(The problem): Show every line that has the string "greenhouse" in it.
— begin Data listing —
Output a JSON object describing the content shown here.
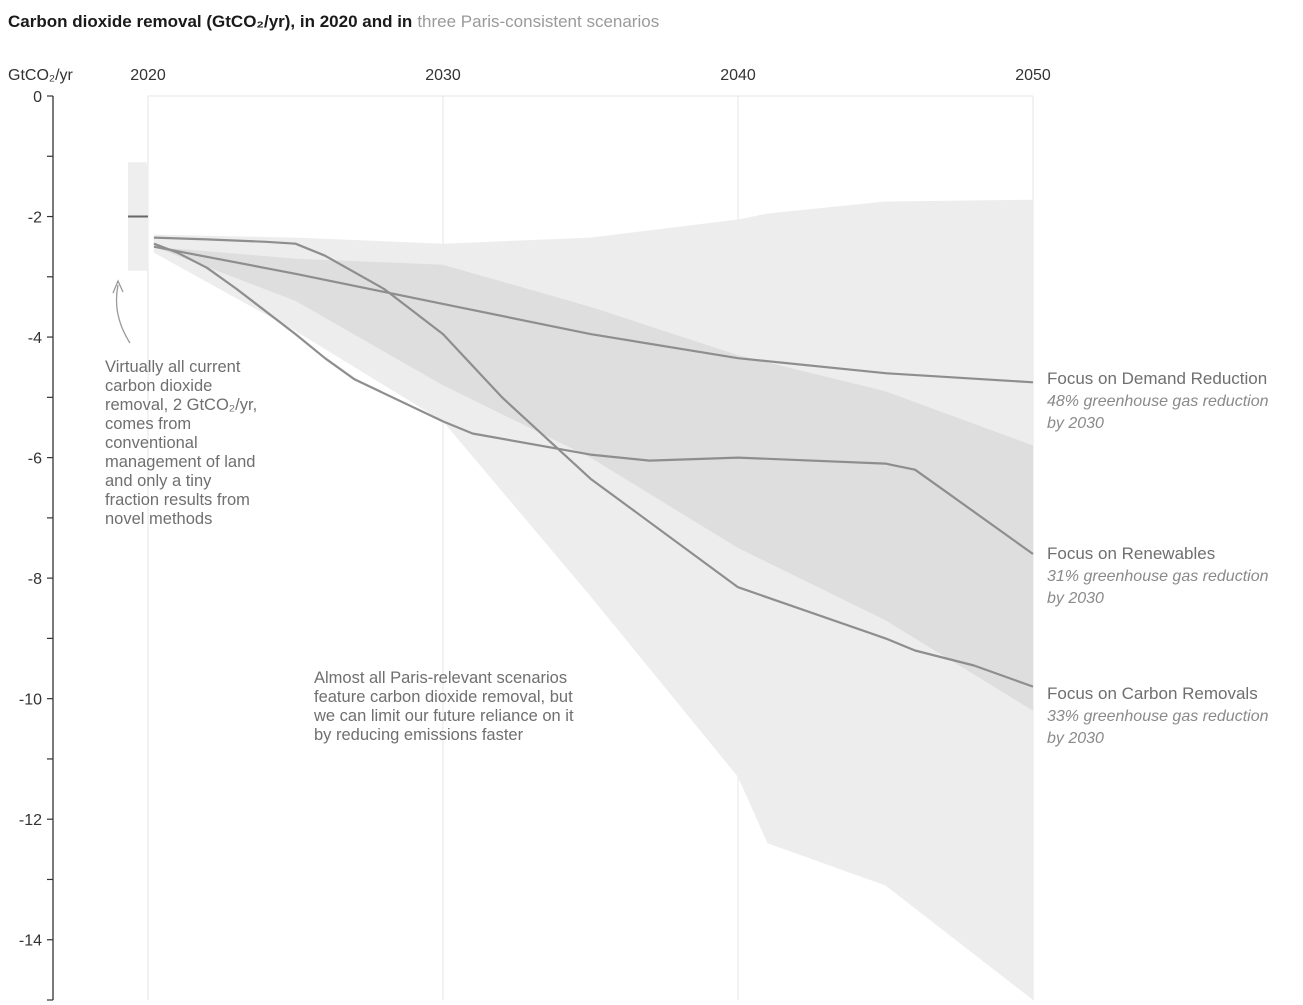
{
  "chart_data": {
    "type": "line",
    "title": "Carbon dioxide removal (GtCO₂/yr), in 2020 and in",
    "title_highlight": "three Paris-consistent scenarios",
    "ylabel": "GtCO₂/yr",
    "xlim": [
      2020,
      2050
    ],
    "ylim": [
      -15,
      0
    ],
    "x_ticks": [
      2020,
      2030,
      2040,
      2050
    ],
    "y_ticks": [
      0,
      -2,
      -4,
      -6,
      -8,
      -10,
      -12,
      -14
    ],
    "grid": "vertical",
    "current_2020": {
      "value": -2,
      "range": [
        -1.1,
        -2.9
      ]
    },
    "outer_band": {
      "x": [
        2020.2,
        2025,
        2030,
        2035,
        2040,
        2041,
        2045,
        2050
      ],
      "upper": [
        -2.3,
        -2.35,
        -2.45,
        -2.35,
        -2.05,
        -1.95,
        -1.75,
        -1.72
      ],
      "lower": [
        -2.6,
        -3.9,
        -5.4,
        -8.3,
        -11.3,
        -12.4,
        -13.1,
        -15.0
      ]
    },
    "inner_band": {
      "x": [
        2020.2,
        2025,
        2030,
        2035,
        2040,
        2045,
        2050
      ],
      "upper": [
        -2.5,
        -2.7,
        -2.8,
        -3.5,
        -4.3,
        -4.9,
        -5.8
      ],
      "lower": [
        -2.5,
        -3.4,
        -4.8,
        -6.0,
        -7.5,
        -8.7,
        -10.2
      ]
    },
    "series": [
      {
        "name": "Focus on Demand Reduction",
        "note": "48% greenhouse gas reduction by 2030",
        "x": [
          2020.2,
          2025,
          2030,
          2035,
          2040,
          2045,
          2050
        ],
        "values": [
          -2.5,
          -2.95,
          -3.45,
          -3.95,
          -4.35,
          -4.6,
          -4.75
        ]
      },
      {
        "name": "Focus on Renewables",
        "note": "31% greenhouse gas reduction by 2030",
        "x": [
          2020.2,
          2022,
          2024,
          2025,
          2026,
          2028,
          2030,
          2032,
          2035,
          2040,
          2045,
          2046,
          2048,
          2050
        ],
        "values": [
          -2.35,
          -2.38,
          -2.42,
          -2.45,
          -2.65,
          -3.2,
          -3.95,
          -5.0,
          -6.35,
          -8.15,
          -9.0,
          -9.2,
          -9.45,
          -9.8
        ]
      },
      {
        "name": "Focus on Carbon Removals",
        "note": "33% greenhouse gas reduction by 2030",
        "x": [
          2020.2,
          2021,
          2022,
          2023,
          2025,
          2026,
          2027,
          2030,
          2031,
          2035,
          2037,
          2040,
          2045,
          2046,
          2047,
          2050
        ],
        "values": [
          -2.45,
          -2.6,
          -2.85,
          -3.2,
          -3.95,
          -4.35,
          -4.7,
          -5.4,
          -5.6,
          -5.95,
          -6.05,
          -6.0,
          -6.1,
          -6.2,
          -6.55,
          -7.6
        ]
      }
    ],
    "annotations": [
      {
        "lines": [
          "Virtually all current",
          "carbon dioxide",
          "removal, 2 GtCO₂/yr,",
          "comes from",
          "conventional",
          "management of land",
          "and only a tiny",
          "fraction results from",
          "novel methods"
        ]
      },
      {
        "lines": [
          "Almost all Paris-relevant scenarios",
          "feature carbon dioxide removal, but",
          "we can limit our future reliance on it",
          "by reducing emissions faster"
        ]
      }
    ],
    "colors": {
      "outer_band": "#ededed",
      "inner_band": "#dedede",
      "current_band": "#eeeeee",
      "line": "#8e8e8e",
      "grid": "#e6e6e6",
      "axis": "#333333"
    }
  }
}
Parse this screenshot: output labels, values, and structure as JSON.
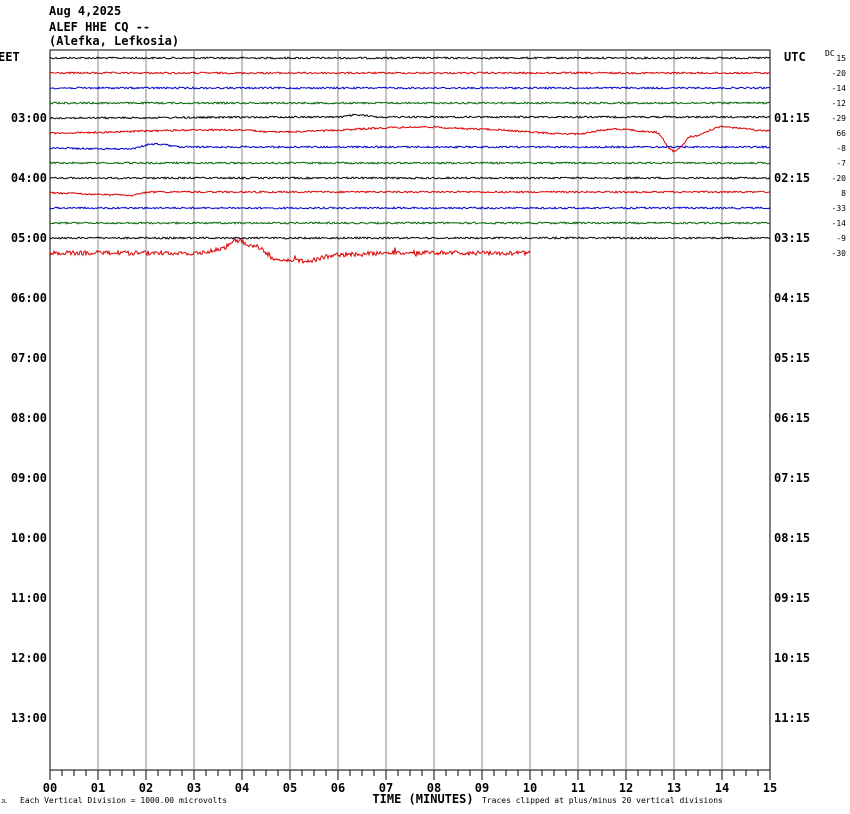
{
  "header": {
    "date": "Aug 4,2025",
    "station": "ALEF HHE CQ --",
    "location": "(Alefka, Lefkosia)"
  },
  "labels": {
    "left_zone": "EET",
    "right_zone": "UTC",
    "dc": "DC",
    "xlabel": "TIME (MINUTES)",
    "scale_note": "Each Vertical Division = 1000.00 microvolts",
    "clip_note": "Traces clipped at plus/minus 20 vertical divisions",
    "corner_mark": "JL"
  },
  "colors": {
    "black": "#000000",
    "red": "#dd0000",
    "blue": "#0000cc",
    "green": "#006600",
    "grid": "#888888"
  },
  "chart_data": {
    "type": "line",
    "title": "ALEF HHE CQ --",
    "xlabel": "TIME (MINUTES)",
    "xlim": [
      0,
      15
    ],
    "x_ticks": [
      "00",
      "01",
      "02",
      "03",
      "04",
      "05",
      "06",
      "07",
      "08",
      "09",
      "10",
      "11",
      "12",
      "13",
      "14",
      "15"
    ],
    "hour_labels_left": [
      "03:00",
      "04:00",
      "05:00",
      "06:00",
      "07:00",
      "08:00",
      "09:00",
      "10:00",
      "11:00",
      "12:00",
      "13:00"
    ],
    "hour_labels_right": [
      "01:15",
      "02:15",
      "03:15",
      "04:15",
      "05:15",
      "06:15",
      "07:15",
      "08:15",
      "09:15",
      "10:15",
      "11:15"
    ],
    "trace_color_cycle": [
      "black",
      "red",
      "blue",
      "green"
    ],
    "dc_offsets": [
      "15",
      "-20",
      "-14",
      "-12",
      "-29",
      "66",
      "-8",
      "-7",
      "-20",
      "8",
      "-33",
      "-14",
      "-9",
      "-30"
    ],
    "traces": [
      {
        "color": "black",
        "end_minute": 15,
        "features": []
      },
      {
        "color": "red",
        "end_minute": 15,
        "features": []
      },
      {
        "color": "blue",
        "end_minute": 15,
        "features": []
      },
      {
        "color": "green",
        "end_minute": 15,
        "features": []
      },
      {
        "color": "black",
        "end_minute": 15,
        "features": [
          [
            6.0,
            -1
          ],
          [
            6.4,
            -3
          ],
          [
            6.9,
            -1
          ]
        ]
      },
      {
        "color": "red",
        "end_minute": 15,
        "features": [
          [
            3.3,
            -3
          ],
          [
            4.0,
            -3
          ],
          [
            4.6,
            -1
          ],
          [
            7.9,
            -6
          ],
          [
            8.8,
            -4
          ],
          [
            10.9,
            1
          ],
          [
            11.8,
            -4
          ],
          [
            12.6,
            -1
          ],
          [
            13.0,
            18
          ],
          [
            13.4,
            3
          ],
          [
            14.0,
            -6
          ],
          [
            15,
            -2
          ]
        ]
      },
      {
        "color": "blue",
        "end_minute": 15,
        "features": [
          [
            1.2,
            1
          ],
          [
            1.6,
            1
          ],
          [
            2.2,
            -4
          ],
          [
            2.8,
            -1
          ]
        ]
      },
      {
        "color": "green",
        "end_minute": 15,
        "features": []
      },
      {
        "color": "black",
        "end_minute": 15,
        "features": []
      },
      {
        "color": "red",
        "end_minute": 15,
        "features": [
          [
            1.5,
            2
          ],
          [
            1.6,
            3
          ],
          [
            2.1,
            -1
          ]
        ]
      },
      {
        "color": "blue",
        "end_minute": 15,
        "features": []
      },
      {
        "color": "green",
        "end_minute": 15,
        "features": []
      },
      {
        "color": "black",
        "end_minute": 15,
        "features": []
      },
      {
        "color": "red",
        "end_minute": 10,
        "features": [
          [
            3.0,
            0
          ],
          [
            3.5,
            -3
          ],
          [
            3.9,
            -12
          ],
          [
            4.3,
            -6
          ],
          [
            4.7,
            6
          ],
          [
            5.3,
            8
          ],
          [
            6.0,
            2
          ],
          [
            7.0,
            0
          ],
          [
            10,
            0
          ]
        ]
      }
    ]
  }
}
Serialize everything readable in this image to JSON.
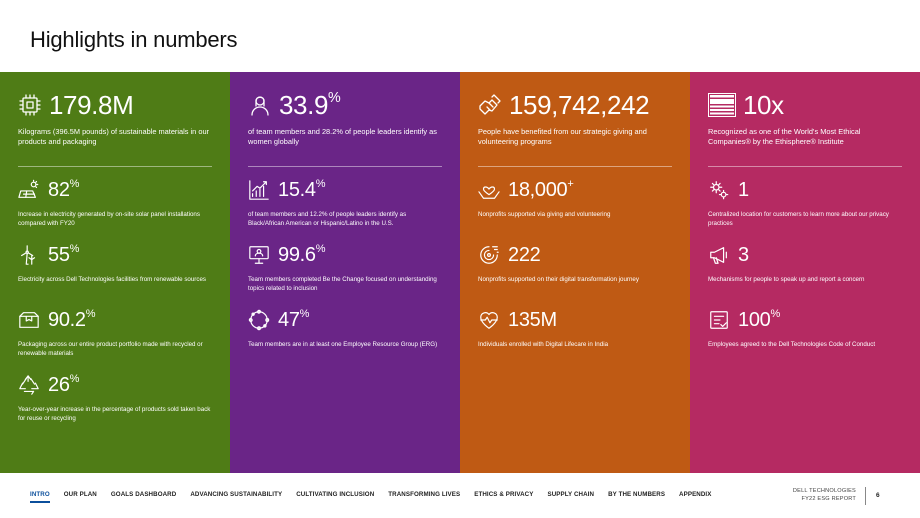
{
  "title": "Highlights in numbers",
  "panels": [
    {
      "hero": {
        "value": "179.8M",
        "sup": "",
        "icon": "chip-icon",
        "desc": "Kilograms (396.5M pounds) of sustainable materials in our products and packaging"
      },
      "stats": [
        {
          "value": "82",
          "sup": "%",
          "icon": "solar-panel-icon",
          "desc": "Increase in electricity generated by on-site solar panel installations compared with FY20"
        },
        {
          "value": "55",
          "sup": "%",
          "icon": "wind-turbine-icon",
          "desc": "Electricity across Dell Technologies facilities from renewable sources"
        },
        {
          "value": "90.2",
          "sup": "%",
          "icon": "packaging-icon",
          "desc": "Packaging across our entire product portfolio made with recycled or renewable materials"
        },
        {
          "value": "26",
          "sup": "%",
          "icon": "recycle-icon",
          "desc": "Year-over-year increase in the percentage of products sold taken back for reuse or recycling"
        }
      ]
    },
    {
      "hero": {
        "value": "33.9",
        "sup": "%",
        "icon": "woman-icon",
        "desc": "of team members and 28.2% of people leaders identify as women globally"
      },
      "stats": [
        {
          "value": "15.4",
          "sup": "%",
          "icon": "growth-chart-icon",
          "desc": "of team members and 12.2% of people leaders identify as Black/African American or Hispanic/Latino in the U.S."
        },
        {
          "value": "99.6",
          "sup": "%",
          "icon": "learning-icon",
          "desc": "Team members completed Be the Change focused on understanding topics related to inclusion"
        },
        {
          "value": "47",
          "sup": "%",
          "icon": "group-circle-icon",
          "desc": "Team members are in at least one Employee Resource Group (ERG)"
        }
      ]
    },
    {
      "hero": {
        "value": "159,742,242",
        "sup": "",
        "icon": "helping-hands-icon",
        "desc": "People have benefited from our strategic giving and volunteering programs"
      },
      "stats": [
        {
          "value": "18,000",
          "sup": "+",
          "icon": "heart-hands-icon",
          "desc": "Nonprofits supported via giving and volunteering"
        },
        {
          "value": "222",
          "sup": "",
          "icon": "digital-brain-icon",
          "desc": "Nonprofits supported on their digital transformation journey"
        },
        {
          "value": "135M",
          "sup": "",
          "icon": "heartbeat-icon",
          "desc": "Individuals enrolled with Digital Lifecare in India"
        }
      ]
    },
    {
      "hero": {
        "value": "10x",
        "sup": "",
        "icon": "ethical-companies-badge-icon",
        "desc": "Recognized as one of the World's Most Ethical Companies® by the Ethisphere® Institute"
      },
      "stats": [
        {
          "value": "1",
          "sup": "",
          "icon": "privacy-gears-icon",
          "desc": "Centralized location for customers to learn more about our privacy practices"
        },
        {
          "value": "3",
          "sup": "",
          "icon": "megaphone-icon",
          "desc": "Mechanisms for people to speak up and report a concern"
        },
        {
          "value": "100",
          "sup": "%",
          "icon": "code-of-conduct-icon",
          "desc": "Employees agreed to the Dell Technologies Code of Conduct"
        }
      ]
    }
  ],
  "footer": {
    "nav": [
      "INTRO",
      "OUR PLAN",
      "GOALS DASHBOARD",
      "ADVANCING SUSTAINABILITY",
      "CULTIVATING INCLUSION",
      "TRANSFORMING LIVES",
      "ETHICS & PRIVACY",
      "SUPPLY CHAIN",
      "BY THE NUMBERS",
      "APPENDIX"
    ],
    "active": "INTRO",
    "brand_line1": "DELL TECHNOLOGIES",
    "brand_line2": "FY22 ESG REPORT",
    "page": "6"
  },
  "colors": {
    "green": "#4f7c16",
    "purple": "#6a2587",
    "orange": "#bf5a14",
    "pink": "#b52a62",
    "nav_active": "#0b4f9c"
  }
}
— end Data listing —
(Full solution):
        "note": "48% greenhouse gas reduction by 2030",
        "note": "31% greenhouse gas reduction by 2030",
        "note": "33% greenhouse gas reduction by 2030",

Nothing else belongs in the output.